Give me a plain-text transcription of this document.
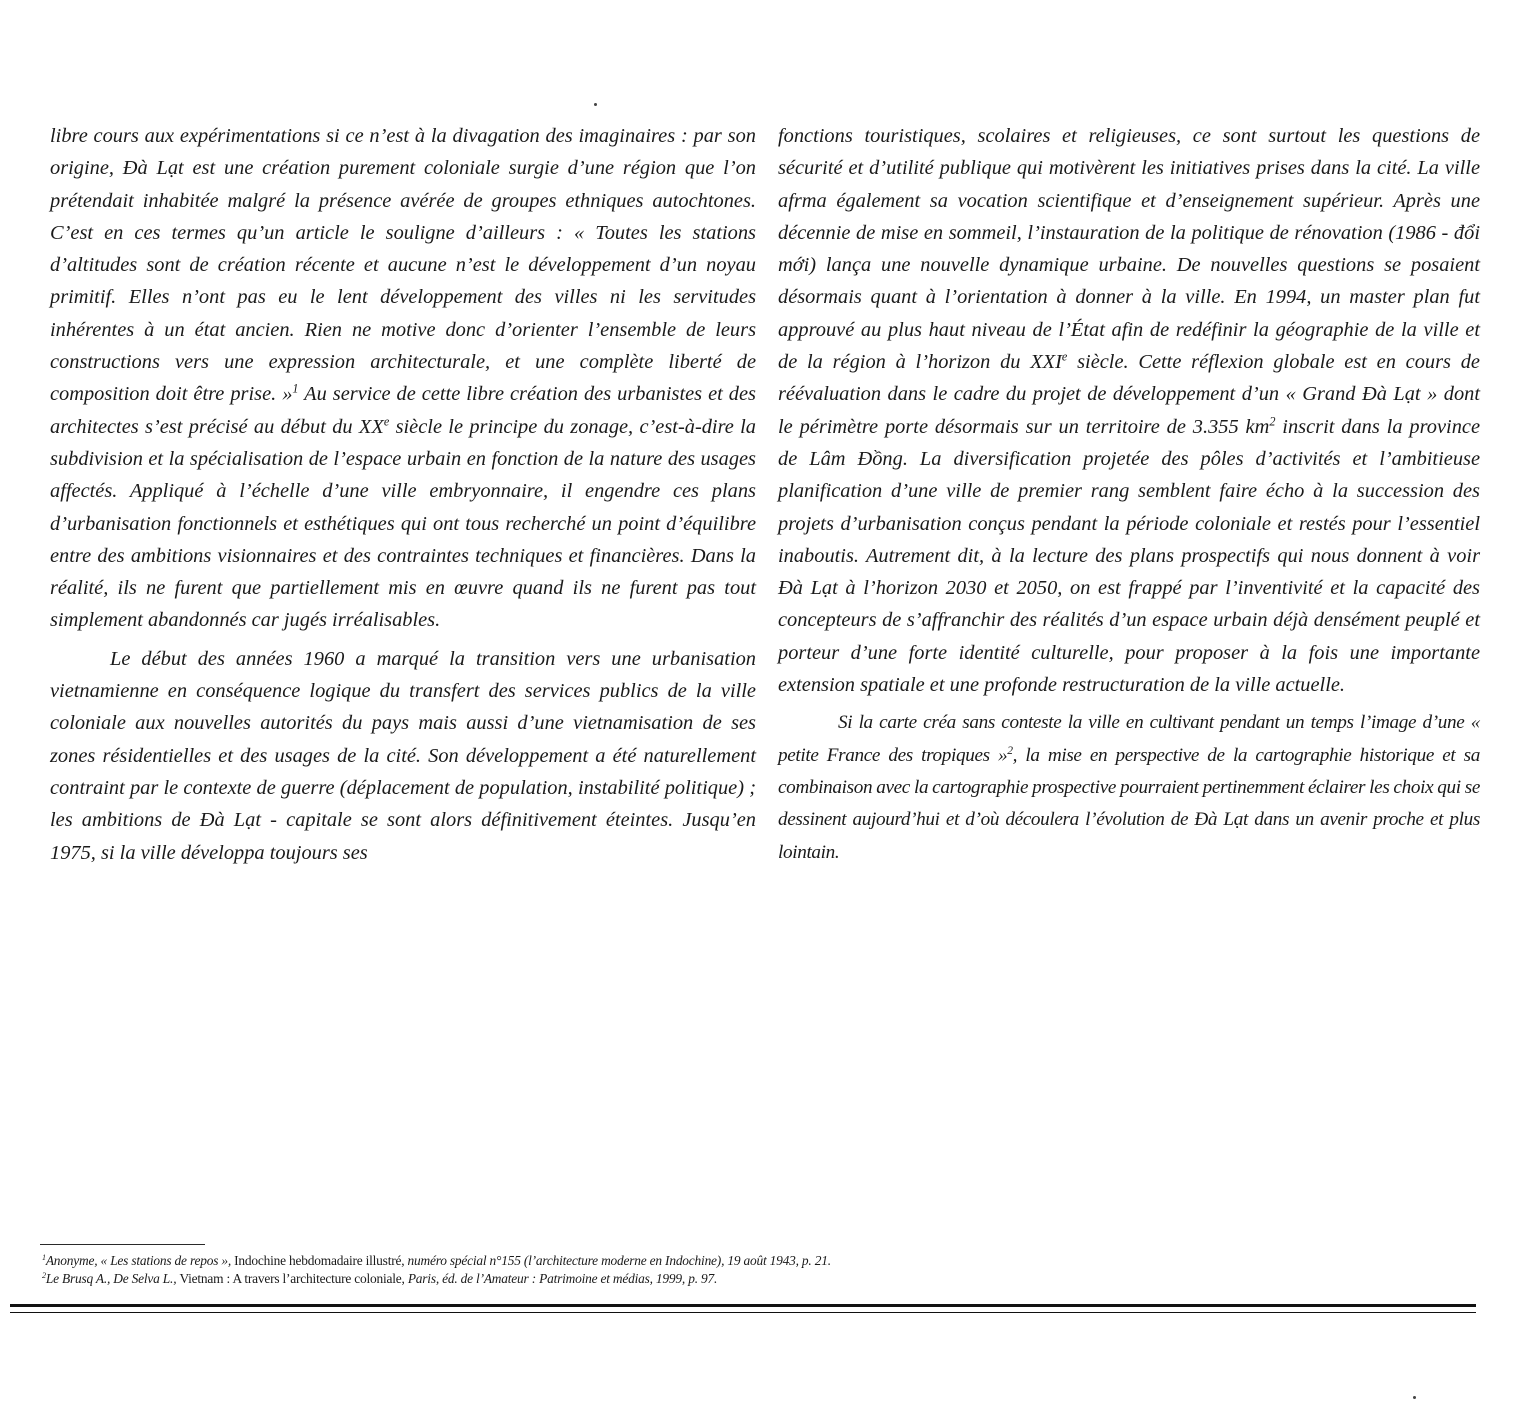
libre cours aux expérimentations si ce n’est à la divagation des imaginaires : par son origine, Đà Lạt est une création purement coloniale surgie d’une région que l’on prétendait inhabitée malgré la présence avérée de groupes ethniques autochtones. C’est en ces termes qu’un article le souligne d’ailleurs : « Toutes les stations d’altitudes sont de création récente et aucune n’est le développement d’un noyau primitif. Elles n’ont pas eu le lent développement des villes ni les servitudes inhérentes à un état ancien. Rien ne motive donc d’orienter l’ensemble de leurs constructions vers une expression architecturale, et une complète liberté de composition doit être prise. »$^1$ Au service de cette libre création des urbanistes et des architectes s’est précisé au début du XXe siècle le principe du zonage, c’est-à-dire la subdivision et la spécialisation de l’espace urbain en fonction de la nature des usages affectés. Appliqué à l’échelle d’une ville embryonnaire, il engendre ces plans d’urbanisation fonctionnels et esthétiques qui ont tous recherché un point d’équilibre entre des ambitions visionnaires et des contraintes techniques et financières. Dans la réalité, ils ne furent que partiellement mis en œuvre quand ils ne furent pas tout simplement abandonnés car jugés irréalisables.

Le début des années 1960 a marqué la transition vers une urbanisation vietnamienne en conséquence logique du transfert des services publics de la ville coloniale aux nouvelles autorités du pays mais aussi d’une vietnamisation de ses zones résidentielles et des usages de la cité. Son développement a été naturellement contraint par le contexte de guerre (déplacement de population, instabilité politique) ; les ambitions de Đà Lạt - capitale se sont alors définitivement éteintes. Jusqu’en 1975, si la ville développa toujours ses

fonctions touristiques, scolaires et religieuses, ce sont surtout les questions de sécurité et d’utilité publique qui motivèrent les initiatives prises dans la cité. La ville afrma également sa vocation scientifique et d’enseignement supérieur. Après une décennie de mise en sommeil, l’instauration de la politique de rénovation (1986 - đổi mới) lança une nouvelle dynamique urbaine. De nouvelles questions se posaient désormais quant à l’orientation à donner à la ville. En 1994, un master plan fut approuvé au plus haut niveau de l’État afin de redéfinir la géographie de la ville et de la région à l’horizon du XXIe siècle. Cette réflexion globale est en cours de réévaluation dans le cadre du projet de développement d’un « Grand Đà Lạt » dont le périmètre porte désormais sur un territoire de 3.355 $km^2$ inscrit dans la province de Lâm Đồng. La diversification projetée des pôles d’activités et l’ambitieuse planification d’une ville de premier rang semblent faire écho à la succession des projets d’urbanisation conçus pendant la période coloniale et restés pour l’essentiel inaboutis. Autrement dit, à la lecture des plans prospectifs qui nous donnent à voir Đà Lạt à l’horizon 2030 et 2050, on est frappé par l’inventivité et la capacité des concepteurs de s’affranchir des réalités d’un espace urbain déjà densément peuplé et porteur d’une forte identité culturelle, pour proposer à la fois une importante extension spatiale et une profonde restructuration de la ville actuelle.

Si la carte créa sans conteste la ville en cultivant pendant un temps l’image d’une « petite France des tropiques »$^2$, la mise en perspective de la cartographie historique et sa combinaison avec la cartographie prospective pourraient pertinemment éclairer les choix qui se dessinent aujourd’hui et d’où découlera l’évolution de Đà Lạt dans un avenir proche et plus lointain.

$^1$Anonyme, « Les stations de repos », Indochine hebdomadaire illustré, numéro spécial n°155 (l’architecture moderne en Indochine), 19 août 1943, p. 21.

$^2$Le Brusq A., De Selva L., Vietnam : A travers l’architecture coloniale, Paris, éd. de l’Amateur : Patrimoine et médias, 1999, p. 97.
● ● ● ●
→ Problem details
Without the pictures, repeat all the records word for word.

→ Exercise output
Give me a plain-text transcription of this document.
libre cours aux expérimentations si ce n’est à la divagation des imaginaires : par son origine, Đà Lạt est une création purement coloniale surgie d’une région que l’on prétendait inhabitée malgré la présence avérée de groupes ethniques autochtones. C’est en ces termes qu’un article le souligne d’ailleurs : « Toutes les stations d’altitudes sont de création récente et aucune n’est le développement d’un noyau primitif. Elles n’ont pas eu le lent développement des villes ni les servitudes inhérentes à un état ancien. Rien ne motive donc d’orienter l’ensemble de leurs constructions vers une expression architecturale, et une complète liberté de composition doit être prise. »$^1$ Au service de cette libre création des urbanistes et des architectes s’est précisé au début du XXe siècle le principe du zonage, c’est-à-dire la subdivision et la spécialisation de l’espace urbain en fonction de la nature des usages affectés. Appliqué à l’échelle d’une ville embryonnaire, il engendre ces plans d’urbanisation fonctionnels et esthétiques qui ont tous recherché un point d’équilibre entre des ambitions visionnaires et des contraintes techniques et financières. Dans la réalité, ils ne furent que partiellement mis en œuvre quand ils ne furent pas tout simplement abandonnés car jugés irréalisables.

Le début des années 1960 a marqué la transition vers une urbanisation vietnamienne en conséquence logique du transfert des services publics de la ville coloniale aux nouvelles autorités du pays mais aussi d’une vietnamisation de ses zones résidentielles et des usages de la cité. Son développement a été naturellement contraint par le contexte de guerre (déplacement de population, instabilité politique) ; les ambitions de Đà Lạt - capitale se sont alors définitivement éteintes. Jusqu’en 1975, si la ville développa toujours ses

fonctions touristiques, scolaires et religieuses, ce sont surtout les questions de sécurité et d’utilité publique qui motivèrent les initiatives prises dans la cité. La ville afrma également sa vocation scientifique et d’enseignement supérieur. Après une décennie de mise en sommeil, l’instauration de la politique de rénovation (1986 - đổi mới) lança une nouvelle dynamique urbaine. De nouvelles questions se posaient désormais quant à l’orientation à donner à la ville. En 1994, un master plan fut approuvé au plus haut niveau de l’État afin de redéfinir la géographie de la ville et de la région à l’horizon du XXIe siècle. Cette réflexion globale est en cours de réévaluation dans le cadre du projet de développement d’un « Grand Đà Lạt » dont le périmètre porte désormais sur un territoire de 3.355 $km^2$ inscrit dans la province de Lâm Đồng. La diversification projetée des pôles d’activités et l’ambitieuse planification d’une ville de premier rang semblent faire écho à la succession des projets d’urbanisation conçus pendant la période coloniale et restés pour l’essentiel inaboutis. Autrement dit, à la lecture des plans prospectifs qui nous donnent à voir Đà Lạt à l’horizon 2030 et 2050, on est frappé par l’inventivité et la capacité des concepteurs de s’affranchir des réalités d’un espace urbain déjà densément peuplé et porteur d’une forte identité culturelle, pour proposer à la fois une importante extension spatiale et une profonde restructuration de la ville actuelle.

Si la carte créa sans conteste la ville en cultivant pendant un temps l’image d’une « petite France des tropiques »$^2$, la mise en perspective de la cartographie historique et sa combinaison avec la cartographie prospective pourraient pertinemment éclairer les choix qui se dessinent aujourd’hui et d’où découlera l’évolution de Đà Lạt dans un avenir proche et plus lointain.

$^1$Anonyme, « Les stations de repos », Indochine hebdomadaire illustré, numéro spécial n°155 (l’architecture moderne en Indochine), 19 août 1943, p. 21.

$^2$Le Brusq A., De Selva L., Vietnam : A travers l’architecture coloniale, Paris, éd. de l’Amateur : Patrimoine et médias, 1999, p. 97.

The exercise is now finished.